▶ INSTRUCTIONS FOR THE TASK
Keep only the lines of the listing that include the word "cung", and copy them.

▶ RECORDS SUPPLIED
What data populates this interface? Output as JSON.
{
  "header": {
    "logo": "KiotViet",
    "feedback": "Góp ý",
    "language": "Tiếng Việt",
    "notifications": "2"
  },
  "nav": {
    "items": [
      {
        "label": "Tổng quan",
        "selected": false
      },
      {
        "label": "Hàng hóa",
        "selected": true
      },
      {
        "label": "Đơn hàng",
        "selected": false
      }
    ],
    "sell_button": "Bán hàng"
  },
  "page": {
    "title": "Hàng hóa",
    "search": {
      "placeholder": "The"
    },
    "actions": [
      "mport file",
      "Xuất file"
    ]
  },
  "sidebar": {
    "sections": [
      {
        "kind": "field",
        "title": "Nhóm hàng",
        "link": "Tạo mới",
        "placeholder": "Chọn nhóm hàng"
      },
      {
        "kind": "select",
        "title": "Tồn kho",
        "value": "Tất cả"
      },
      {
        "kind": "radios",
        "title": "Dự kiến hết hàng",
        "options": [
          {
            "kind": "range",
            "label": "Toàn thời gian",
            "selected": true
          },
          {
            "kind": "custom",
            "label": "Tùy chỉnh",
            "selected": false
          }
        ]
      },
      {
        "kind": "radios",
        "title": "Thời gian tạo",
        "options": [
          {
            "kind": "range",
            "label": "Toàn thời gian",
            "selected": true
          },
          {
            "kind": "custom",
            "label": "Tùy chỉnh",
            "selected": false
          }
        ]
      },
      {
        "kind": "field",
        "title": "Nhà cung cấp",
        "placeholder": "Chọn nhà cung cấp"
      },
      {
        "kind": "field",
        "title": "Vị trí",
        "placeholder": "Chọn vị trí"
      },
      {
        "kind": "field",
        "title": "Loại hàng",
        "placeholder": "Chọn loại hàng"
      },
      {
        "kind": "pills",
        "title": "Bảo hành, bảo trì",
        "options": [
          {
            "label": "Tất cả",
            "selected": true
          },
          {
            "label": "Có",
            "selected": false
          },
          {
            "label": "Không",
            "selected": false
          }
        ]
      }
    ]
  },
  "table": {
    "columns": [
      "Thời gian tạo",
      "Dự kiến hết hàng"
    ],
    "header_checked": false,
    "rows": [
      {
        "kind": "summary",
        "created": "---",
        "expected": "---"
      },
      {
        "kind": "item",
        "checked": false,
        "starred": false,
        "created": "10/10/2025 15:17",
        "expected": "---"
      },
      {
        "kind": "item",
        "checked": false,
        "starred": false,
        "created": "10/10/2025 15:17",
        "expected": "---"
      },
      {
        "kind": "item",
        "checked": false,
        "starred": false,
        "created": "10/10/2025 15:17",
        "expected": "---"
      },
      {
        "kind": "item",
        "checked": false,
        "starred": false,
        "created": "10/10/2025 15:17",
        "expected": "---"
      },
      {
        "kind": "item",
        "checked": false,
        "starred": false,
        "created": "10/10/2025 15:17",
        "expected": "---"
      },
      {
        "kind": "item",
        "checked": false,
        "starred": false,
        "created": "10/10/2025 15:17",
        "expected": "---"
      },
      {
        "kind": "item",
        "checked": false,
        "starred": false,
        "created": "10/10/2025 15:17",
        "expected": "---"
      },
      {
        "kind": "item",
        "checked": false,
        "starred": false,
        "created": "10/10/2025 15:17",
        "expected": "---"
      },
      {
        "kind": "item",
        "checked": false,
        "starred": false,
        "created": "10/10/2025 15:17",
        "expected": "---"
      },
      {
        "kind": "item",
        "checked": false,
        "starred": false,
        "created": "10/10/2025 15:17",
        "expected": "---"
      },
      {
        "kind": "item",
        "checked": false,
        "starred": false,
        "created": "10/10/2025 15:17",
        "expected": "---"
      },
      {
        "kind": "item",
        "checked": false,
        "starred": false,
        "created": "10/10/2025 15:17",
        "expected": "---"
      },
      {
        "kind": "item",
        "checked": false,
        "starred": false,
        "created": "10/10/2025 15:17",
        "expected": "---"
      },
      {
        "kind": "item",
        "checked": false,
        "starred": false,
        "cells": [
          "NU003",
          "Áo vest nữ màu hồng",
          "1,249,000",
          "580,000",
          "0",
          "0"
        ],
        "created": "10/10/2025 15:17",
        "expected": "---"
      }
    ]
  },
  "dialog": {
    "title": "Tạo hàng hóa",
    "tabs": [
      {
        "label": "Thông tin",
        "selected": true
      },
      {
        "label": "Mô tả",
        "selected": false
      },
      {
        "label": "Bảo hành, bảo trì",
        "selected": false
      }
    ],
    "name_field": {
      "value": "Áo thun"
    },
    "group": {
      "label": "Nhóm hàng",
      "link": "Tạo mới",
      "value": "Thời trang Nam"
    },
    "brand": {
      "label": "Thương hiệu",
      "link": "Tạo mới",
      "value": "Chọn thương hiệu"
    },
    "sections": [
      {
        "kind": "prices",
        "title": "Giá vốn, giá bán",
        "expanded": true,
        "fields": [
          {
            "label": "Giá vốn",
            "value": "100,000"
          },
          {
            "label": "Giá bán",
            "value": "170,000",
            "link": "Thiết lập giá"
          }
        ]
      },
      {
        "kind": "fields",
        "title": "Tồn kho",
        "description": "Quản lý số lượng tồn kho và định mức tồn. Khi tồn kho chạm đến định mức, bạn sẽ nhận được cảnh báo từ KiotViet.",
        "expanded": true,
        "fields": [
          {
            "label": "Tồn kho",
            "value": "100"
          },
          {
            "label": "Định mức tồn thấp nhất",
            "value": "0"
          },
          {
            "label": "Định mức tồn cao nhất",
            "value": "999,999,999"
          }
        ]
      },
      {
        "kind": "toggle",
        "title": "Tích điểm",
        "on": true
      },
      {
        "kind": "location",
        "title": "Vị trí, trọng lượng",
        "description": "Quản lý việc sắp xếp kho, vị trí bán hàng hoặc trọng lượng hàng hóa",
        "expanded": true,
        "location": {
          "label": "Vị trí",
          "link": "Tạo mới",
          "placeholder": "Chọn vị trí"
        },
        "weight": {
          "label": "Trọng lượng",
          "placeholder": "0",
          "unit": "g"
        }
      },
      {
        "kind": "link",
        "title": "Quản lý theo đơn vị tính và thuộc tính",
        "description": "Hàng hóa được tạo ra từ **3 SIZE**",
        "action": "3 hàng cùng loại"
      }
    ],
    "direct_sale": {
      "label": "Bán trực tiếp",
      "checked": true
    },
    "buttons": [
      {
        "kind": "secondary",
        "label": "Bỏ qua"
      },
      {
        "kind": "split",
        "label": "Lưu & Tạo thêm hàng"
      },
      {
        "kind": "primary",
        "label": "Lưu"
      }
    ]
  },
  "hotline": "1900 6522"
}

---

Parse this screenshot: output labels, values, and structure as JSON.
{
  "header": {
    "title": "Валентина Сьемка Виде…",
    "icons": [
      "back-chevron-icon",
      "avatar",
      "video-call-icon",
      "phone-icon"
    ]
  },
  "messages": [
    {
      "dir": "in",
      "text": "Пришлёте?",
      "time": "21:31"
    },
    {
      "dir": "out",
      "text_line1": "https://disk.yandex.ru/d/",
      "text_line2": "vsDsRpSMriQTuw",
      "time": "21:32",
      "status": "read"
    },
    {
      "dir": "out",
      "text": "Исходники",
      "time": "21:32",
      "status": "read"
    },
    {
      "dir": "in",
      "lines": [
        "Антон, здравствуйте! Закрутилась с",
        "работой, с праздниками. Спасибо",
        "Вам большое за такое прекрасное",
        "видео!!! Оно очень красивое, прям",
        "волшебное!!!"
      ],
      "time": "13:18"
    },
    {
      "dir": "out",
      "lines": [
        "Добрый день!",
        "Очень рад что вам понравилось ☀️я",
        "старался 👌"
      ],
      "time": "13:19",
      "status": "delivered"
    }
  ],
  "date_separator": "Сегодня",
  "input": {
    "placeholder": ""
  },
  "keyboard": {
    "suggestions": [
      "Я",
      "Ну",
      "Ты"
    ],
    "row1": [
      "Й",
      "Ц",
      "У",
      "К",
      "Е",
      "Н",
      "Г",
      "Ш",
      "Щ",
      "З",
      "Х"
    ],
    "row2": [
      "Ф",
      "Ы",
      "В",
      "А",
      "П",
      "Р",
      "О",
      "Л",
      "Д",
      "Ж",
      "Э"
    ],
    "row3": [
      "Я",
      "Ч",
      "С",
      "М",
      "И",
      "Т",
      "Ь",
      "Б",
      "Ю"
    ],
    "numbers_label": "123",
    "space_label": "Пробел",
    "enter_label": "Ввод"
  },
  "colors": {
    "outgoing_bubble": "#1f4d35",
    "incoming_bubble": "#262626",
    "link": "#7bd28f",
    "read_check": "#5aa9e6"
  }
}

▶ EXPECTED ANSWER
        "title": "Nhà cung cấp",
        "placeholder": "Chọn nhà cung cấp"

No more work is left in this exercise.